┌──
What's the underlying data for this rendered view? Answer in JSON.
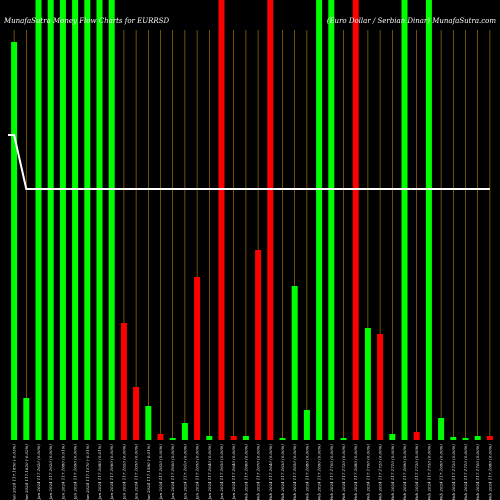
{
  "chart_data": {
    "type": "bar",
    "title_left": "MunafaSutra Money Flow Charts for EURRSD",
    "title_right": "(Euro Dollar / Serbian Dinar) MunafaSutra.com",
    "ylim": [
      0,
      440
    ],
    "colors": {
      "up": "#00ff00",
      "down": "#ff0000",
      "grid": "#b8860b",
      "line": "#ffffff",
      "background": "#000000"
    },
    "line_y": [
      305,
      251,
      251,
      251,
      251,
      251,
      251,
      251,
      251,
      251,
      251,
      251,
      251,
      251,
      251,
      251,
      251,
      251,
      251,
      251,
      251,
      251,
      251,
      251,
      251,
      251,
      251,
      251,
      251,
      251,
      251,
      251,
      251,
      251,
      251,
      251,
      251,
      251,
      251,
      251
    ],
    "categories": [
      "Fri 05 Jan 2024 117.1850 (-0.03%)",
      "Mon 08 Jan 2024 117.1620 (-0.02%)",
      "Tue 09 Jan 2024 117.1620 (0.00%)",
      "Wed 10 Jan 2024 117.1620 (0.00%)",
      "Thu 11 Jan 2024 117.1680 (0.01%)",
      "Fri 12 Jan 2024 117.1690 (0.00%)",
      "Mon 15 Jan 2024 117.1570 (-0.01%)",
      "Tue 16 Jan 2024 117.1680 (0.01%)",
      "Wed 17 Jan 2024 117.1660 (0.00%)",
      "Thu 18 Jan 2024 117.1620 (0.00%)",
      "Fri 19 Jan 2024 117.1650 (0.00%)",
      "Mon 22 Jan 2024 117.1580 (-0.01%)",
      "Tue 23 Jan 2024 117.1620 (0.00%)",
      "Wed 24 Jan 2024 117.1600 (0.00%)",
      "Thu 25 Jan 2024 117.1610 (0.00%)",
      "Fri 26 Jan 2024 117.1650 (0.00%)",
      "Mon 29 Jan 2024 117.1640 (0.00%)",
      "Tue 30 Jan 2024 117.1650 (0.00%)",
      "Wed 31 Jan 2024 117.1640 (0.00%)",
      "Thu 01 Feb 2024 117.1660 (0.00%)",
      "Fri 02 Feb 2024 117.1670 (0.00%)",
      "Mon 05 Feb 2024 117.1640 (0.00%)",
      "Tue 06 Feb 2024 117.1630 (0.00%)",
      "Wed 07 Feb 2024 117.1650 (0.00%)",
      "Thu 08 Feb 2024 117.1680 (0.00%)",
      "Fri 09 Feb 2024 117.1690 (0.00%)",
      "Mon 12 Feb 2024 117.1700 (0.00%)",
      "Tue 13 Feb 2024 117.1720 (0.00%)",
      "Wed 14 Feb 2024 117.1680 (0.00%)",
      "Thu 15 Feb 2024 117.1700 (0.00%)",
      "Fri 16 Feb 2024 117.1720 (0.00%)",
      "Mon 19 Feb 2024 117.1710 (0.00%)",
      "Tue 20 Feb 2024 117.1690 (0.00%)",
      "Wed 21 Feb 2024 117.1720 (0.00%)",
      "Thu 22 Feb 2024 117.1730 (0.00%)",
      "Fri 23 Feb 2024 117.1690 (0.00%)",
      "Mon 26 Feb 2024 117.1720 (0.00%)",
      "Tue 27 Feb 2024 117.1710 (0.00%)",
      "Wed 28 Feb 2024 117.1700 (0.00%)",
      "Thu 29 Feb 2024 117.1680 (0.00%)"
    ],
    "series": [
      {
        "values": [
          398,
          42,
          440,
          440,
          440,
          440,
          440,
          440,
          440,
          117,
          53,
          34,
          6,
          2,
          17,
          163,
          4,
          440,
          4,
          4,
          190,
          440,
          2,
          154,
          30,
          440,
          440,
          2,
          440,
          112,
          106,
          6,
          440,
          8,
          440,
          22,
          3,
          2,
          4,
          4
        ],
        "direction": [
          "up",
          "up",
          "up",
          "up",
          "up",
          "up",
          "up",
          "up",
          "up",
          "down",
          "down",
          "up",
          "down",
          "up",
          "up",
          "down",
          "up",
          "down",
          "down",
          "up",
          "down",
          "down",
          "up",
          "up",
          "up",
          "up",
          "up",
          "up",
          "down",
          "up",
          "down",
          "up",
          "up",
          "down",
          "up",
          "up",
          "up",
          "up",
          "up",
          "down"
        ]
      }
    ]
  }
}
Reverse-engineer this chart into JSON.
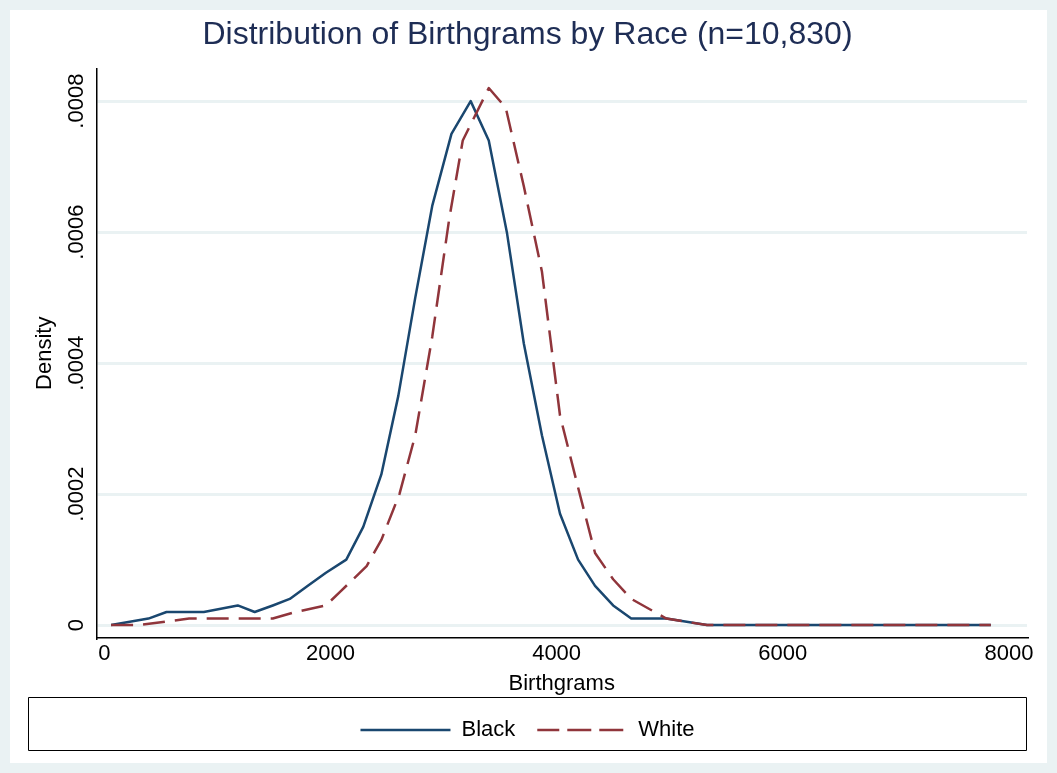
└──
→ Exercise brief
Images do not belong in the copy; reproduce all other parts of the records above verbatim.

→ Written response
What's the underlying data for this rendered view? Answer in JSON.
{
  "chart_data": {
    "type": "bar",
    "title_left": "MunafaSutra Money Flow Charts for EURRSD",
    "title_right": "(Euro Dollar / Serbian Dinar) MunafaSutra.com",
    "ylim": [
      0,
      440
    ],
    "colors": {
      "up": "#00ff00",
      "down": "#ff0000",
      "grid": "#b8860b",
      "line": "#ffffff",
      "background": "#000000"
    },
    "line_y": [
      305,
      251,
      251,
      251,
      251,
      251,
      251,
      251,
      251,
      251,
      251,
      251,
      251,
      251,
      251,
      251,
      251,
      251,
      251,
      251,
      251,
      251,
      251,
      251,
      251,
      251,
      251,
      251,
      251,
      251,
      251,
      251,
      251,
      251,
      251,
      251,
      251,
      251,
      251,
      251
    ],
    "categories": [
      "Fri 05 Jan 2024 117.1850 (-0.03%)",
      "Mon 08 Jan 2024 117.1620 (-0.02%)",
      "Tue 09 Jan 2024 117.1620 (0.00%)",
      "Wed 10 Jan 2024 117.1620 (0.00%)",
      "Thu 11 Jan 2024 117.1680 (0.01%)",
      "Fri 12 Jan 2024 117.1690 (0.00%)",
      "Mon 15 Jan 2024 117.1570 (-0.01%)",
      "Tue 16 Jan 2024 117.1680 (0.01%)",
      "Wed 17 Jan 2024 117.1660 (0.00%)",
      "Thu 18 Jan 2024 117.1620 (0.00%)",
      "Fri 19 Jan 2024 117.1650 (0.00%)",
      "Mon 22 Jan 2024 117.1580 (-0.01%)",
      "Tue 23 Jan 2024 117.1620 (0.00%)",
      "Wed 24 Jan 2024 117.1600 (0.00%)",
      "Thu 25 Jan 2024 117.1610 (0.00%)",
      "Fri 26 Jan 2024 117.1650 (0.00%)",
      "Mon 29 Jan 2024 117.1640 (0.00%)",
      "Tue 30 Jan 2024 117.1650 (0.00%)",
      "Wed 31 Jan 2024 117.1640 (0.00%)",
      "Thu 01 Feb 2024 117.1660 (0.00%)",
      "Fri 02 Feb 2024 117.1670 (0.00%)",
      "Mon 05 Feb 2024 117.1640 (0.00%)",
      "Tue 06 Feb 2024 117.1630 (0.00%)",
      "Wed 07 Feb 2024 117.1650 (0.00%)",
      "Thu 08 Feb 2024 117.1680 (0.00%)",
      "Fri 09 Feb 2024 117.1690 (0.00%)",
      "Mon 12 Feb 2024 117.1700 (0.00%)",
      "Tue 13 Feb 2024 117.1720 (0.00%)",
      "Wed 14 Feb 2024 117.1680 (0.00%)",
      "Thu 15 Feb 2024 117.1700 (0.00%)",
      "Fri 16 Feb 2024 117.1720 (0.00%)",
      "Mon 19 Feb 2024 117.1710 (0.00%)",
      "Tue 20 Feb 2024 117.1690 (0.00%)",
      "Wed 21 Feb 2024 117.1720 (0.00%)",
      "Thu 22 Feb 2024 117.1730 (0.00%)",
      "Fri 23 Feb 2024 117.1690 (0.00%)",
      "Mon 26 Feb 2024 117.1720 (0.00%)",
      "Tue 27 Feb 2024 117.1710 (0.00%)",
      "Wed 28 Feb 2024 117.1700 (0.00%)",
      "Thu 29 Feb 2024 117.1680 (0.00%)"
    ],
    "series": [
      {
        "values": [
          398,
          42,
          440,
          440,
          440,
          440,
          440,
          440,
          440,
          117,
          53,
          34,
          6,
          2,
          17,
          163,
          4,
          440,
          4,
          4,
          190,
          440,
          2,
          154,
          30,
          440,
          440,
          2,
          440,
          112,
          106,
          6,
          440,
          8,
          440,
          22,
          3,
          2,
          4,
          4
        ],
        "direction": [
          "up",
          "up",
          "up",
          "up",
          "up",
          "up",
          "up",
          "up",
          "up",
          "down",
          "down",
          "up",
          "down",
          "up",
          "up",
          "down",
          "up",
          "down",
          "down",
          "up",
          "down",
          "down",
          "up",
          "up",
          "up",
          "up",
          "up",
          "up",
          "down",
          "up",
          "down",
          "up",
          "up",
          "down",
          "up",
          "up",
          "up",
          "up",
          "up",
          "down"
        ]
      }
    ]
  }
}
Reverse-engineer this chart into JSON.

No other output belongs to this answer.